### The data
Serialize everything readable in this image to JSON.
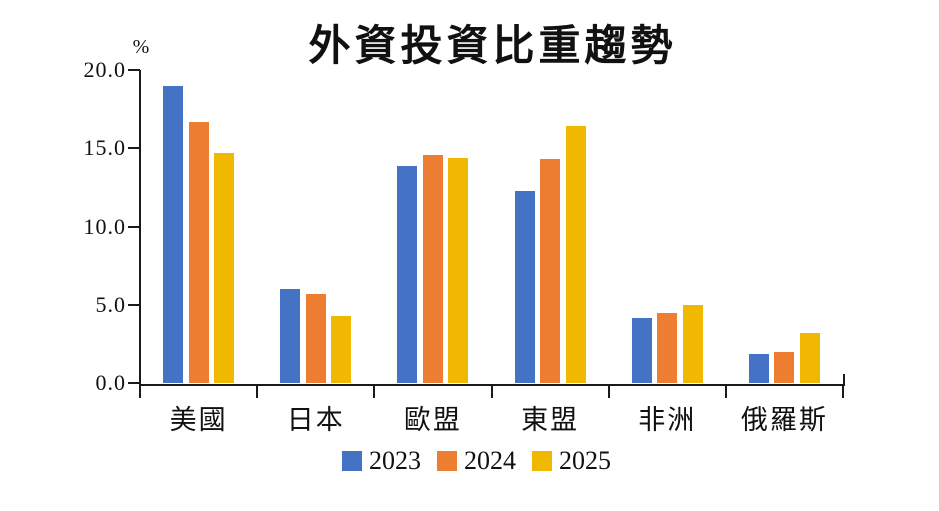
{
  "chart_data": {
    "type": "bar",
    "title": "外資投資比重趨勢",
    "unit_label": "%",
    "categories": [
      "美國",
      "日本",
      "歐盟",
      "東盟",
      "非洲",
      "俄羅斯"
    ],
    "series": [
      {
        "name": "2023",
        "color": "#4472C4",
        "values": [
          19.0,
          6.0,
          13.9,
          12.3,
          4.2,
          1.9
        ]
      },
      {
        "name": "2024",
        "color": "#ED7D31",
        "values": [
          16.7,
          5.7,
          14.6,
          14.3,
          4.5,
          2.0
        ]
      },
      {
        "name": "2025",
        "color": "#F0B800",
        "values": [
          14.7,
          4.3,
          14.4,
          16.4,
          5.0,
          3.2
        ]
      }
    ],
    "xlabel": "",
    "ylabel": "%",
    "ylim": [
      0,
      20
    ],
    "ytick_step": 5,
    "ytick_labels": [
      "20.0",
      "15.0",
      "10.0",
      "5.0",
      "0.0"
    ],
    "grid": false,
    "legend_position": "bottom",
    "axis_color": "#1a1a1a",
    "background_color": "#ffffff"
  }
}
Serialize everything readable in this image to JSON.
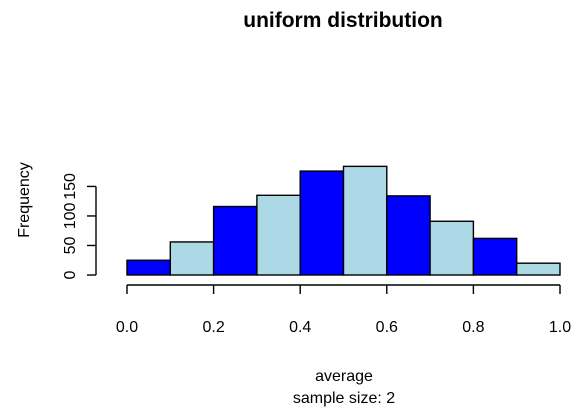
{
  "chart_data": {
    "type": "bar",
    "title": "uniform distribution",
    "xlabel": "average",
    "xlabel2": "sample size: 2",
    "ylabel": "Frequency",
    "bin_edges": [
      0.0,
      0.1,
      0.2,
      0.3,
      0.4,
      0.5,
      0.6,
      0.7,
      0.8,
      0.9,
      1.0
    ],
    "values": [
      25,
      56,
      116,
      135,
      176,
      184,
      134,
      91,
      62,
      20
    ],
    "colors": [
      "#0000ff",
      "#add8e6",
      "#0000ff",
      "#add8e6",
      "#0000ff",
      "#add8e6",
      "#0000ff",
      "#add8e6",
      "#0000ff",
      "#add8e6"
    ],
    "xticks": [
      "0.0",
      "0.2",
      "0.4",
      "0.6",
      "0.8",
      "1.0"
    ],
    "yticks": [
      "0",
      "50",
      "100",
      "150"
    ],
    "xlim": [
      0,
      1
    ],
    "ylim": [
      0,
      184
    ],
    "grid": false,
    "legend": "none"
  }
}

---

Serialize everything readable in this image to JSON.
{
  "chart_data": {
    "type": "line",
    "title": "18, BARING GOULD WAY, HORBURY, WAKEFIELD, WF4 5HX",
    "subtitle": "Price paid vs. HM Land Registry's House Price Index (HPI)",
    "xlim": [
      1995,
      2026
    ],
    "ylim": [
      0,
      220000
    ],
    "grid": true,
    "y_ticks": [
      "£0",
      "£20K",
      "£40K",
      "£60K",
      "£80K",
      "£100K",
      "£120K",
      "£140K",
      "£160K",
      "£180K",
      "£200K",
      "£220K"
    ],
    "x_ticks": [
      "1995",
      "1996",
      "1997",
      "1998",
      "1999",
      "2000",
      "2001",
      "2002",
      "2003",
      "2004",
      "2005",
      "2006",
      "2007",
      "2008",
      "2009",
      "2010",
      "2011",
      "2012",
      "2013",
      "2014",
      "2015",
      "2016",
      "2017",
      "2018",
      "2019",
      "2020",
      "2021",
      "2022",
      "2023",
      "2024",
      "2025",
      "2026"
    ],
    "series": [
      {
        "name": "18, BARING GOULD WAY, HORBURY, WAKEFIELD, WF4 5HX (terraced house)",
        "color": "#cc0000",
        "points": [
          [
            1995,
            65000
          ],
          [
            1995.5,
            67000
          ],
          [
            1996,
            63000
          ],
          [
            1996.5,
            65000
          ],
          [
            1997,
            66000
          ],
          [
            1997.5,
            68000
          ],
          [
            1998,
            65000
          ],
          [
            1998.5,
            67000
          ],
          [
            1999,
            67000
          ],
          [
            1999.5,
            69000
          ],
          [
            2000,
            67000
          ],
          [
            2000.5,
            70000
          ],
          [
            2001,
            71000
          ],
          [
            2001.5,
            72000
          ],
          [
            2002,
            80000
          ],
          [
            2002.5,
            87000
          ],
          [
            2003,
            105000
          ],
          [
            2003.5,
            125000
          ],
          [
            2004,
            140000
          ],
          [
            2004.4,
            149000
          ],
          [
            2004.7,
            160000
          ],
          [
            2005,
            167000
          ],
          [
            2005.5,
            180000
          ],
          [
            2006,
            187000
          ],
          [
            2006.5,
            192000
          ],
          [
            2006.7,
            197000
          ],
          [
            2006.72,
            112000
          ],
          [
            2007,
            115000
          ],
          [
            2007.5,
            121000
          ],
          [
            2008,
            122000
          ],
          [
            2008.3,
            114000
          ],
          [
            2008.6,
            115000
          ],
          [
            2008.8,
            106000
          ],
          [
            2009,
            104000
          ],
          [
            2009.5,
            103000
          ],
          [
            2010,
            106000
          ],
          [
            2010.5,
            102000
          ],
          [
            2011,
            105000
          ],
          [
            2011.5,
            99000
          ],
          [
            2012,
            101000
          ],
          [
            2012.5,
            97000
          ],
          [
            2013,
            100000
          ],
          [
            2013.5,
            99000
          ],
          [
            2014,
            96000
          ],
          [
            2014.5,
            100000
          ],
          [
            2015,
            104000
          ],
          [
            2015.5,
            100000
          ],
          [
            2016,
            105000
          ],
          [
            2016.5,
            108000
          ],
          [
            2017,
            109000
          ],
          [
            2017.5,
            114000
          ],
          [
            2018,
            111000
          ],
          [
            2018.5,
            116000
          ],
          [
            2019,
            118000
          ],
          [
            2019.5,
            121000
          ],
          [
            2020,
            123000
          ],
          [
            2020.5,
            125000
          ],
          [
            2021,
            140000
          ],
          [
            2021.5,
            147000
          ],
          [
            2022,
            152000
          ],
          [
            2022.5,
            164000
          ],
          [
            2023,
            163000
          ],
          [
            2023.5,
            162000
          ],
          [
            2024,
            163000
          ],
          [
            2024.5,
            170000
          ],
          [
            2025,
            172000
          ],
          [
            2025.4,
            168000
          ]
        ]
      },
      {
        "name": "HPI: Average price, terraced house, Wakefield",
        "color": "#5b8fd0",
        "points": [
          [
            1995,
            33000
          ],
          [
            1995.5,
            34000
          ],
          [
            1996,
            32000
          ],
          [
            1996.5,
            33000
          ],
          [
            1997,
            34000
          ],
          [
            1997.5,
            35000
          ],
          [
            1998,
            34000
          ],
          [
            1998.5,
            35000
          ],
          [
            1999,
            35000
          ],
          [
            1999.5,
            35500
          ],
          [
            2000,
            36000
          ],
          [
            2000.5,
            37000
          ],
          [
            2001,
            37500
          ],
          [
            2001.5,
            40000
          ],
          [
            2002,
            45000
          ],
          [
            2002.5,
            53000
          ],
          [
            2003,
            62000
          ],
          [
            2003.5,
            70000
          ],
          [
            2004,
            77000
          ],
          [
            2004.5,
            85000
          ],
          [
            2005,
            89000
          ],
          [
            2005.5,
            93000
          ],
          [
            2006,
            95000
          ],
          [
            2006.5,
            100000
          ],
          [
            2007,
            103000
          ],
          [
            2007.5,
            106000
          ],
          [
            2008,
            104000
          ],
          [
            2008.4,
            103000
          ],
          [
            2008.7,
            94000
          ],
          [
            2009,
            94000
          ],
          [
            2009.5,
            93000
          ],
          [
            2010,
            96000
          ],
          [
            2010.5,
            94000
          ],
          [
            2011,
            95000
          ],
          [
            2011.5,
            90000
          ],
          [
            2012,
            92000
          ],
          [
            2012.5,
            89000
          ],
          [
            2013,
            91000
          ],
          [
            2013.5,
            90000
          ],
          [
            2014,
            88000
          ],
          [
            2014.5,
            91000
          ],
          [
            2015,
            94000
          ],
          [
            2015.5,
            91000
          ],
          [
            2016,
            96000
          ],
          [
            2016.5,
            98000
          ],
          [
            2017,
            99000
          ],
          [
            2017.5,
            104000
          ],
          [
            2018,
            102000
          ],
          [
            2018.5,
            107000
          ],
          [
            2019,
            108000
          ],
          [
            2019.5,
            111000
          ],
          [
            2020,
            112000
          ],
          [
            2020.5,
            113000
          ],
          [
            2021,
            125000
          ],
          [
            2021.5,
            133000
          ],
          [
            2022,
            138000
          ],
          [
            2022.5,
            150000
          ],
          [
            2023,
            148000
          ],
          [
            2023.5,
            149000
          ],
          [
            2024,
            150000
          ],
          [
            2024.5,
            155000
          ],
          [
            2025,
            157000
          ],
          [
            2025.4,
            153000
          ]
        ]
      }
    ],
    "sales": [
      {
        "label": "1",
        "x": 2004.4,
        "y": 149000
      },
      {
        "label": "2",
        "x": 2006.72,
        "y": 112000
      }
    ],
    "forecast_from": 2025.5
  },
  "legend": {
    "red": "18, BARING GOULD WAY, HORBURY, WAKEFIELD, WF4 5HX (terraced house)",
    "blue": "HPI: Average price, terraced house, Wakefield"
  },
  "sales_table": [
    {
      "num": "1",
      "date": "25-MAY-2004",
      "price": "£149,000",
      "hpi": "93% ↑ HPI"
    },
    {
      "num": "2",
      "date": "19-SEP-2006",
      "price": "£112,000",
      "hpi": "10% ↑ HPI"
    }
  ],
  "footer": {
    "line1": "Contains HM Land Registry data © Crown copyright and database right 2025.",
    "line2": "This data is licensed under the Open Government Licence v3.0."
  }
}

### What to produce
Identify all lines in the records above with the word "terraced".

### The answer
        "name": "18, BARING GOULD WAY, HORBURY, WAKEFIELD, WF4 5HX (terraced house)",
        "name": "HPI: Average price, terraced house, Wakefield",
    "red": "18, BARING GOULD WAY, HORBURY, WAKEFIELD, WF4 5HX (terraced house)",
    "blue": "HPI: Average price, terraced house, Wakefield"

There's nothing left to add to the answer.